## begin Data shown

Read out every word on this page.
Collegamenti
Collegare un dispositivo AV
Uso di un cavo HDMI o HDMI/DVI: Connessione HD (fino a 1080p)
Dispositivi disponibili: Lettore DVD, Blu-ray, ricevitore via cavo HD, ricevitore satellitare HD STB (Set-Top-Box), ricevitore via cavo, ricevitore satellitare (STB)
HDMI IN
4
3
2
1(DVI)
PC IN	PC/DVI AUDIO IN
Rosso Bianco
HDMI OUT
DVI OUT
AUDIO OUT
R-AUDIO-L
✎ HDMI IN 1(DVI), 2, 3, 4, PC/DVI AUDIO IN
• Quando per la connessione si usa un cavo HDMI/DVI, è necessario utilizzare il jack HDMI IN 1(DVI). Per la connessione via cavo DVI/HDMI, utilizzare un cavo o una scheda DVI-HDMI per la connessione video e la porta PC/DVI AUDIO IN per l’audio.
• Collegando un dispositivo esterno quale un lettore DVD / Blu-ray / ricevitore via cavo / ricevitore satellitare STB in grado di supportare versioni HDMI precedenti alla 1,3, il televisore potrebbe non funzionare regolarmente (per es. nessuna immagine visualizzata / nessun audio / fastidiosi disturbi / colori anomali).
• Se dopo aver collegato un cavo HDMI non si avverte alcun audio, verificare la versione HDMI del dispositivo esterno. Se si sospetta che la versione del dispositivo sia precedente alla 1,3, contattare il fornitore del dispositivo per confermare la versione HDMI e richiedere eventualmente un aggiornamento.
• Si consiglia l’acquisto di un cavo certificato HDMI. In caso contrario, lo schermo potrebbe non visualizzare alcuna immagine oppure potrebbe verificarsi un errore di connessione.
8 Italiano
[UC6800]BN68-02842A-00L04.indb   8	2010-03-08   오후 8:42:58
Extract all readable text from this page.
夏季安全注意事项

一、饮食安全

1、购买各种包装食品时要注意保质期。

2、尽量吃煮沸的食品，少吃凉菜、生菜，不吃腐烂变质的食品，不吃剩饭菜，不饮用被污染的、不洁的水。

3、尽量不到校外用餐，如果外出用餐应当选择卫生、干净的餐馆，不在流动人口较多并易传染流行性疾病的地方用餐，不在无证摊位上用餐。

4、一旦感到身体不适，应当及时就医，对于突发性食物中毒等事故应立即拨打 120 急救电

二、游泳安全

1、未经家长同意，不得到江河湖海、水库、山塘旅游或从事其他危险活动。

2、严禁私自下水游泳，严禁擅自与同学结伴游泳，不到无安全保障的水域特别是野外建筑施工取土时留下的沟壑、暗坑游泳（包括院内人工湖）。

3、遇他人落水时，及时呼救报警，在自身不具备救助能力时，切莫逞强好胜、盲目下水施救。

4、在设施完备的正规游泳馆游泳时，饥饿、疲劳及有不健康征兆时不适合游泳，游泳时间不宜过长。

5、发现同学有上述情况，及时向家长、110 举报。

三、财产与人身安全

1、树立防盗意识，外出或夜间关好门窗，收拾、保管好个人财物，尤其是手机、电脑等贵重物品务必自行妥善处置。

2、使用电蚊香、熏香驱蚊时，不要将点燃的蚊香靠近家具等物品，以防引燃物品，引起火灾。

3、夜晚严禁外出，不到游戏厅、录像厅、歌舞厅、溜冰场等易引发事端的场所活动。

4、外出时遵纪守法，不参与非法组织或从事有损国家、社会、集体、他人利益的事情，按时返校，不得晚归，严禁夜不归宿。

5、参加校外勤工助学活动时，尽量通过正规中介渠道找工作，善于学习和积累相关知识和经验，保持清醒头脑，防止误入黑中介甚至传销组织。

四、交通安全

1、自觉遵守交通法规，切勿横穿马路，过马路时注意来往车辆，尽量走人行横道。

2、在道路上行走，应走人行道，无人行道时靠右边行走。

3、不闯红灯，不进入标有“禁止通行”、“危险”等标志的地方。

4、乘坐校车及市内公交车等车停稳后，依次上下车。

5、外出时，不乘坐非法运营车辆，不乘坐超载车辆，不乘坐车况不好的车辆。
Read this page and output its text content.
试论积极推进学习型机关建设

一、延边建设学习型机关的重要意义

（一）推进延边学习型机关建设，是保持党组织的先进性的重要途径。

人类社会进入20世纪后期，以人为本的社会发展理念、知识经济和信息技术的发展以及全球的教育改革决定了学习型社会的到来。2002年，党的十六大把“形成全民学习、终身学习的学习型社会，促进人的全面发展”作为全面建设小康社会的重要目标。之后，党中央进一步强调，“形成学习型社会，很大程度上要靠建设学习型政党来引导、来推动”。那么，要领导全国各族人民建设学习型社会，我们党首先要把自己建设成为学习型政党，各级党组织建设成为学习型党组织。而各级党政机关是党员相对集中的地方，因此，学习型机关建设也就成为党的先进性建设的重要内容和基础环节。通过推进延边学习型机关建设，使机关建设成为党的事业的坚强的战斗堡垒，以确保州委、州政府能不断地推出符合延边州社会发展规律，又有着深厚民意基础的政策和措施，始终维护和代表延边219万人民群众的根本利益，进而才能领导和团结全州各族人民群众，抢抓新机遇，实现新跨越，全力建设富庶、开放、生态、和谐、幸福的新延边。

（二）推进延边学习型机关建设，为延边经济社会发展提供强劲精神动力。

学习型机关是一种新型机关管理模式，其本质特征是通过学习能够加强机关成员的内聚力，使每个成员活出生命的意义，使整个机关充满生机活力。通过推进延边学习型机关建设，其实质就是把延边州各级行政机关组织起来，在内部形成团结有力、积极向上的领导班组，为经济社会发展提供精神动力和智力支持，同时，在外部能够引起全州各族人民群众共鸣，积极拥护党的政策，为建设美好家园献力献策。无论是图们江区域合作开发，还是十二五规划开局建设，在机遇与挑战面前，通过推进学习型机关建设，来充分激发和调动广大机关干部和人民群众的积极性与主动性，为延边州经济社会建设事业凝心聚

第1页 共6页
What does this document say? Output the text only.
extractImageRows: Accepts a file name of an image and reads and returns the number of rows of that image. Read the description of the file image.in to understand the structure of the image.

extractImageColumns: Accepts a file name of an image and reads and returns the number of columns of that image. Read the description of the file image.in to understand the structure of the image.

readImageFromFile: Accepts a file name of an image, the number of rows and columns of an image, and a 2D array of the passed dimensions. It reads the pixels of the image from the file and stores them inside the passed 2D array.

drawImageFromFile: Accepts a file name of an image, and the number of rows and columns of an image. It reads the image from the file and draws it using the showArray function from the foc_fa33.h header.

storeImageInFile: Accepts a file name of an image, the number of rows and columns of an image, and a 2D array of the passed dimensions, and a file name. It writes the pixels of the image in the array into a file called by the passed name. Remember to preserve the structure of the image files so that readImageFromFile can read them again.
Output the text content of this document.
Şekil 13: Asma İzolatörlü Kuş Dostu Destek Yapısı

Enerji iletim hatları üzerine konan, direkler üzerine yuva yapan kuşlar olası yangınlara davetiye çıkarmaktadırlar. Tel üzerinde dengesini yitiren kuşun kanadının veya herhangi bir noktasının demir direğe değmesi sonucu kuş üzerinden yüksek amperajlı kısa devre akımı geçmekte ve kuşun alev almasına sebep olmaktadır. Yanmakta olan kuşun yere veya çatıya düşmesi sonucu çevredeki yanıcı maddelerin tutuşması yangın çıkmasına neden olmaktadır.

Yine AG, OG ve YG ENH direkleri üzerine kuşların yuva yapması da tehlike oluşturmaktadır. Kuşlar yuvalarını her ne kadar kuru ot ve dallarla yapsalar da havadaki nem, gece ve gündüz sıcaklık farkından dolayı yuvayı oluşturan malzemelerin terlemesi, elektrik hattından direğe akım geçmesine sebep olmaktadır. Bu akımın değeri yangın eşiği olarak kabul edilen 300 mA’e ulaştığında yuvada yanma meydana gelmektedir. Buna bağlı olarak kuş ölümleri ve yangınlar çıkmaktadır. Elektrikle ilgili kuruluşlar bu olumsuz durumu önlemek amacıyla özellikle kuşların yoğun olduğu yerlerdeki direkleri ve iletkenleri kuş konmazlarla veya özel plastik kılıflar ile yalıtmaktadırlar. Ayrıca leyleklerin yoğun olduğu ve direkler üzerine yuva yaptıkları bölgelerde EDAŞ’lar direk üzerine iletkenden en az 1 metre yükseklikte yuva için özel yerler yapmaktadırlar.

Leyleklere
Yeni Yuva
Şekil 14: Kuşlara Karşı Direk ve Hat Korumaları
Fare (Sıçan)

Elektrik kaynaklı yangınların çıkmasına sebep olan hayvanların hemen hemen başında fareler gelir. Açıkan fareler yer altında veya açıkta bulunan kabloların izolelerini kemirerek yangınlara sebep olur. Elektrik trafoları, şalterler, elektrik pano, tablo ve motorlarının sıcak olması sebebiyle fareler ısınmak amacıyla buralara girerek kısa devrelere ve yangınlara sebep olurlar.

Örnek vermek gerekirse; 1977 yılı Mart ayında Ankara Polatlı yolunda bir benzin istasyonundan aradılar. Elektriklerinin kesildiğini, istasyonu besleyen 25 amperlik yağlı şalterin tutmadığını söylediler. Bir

## end Data shown

What is asked: In the records above, collect each line with "immagine".

Correct response:
• Collegando un dispositivo esterno quale un lettore DVD / Blu-ray / ricevitore via cavo / ricevitore satellitare STB in grado di supportare versioni HDMI precedenti alla 1,3, il televisore potrebbe non funzionare regolarmente (per es. nessuna immagine visualizzata / nessun audio / fastidiosi disturbi / colori anomali).
• Si consiglia l’acquisto di un cavo certificato HDMI. In caso contrario, lo schermo potrebbe non visualizzare alcuna immagine oppure potrebbe verificarsi un errore di connessione.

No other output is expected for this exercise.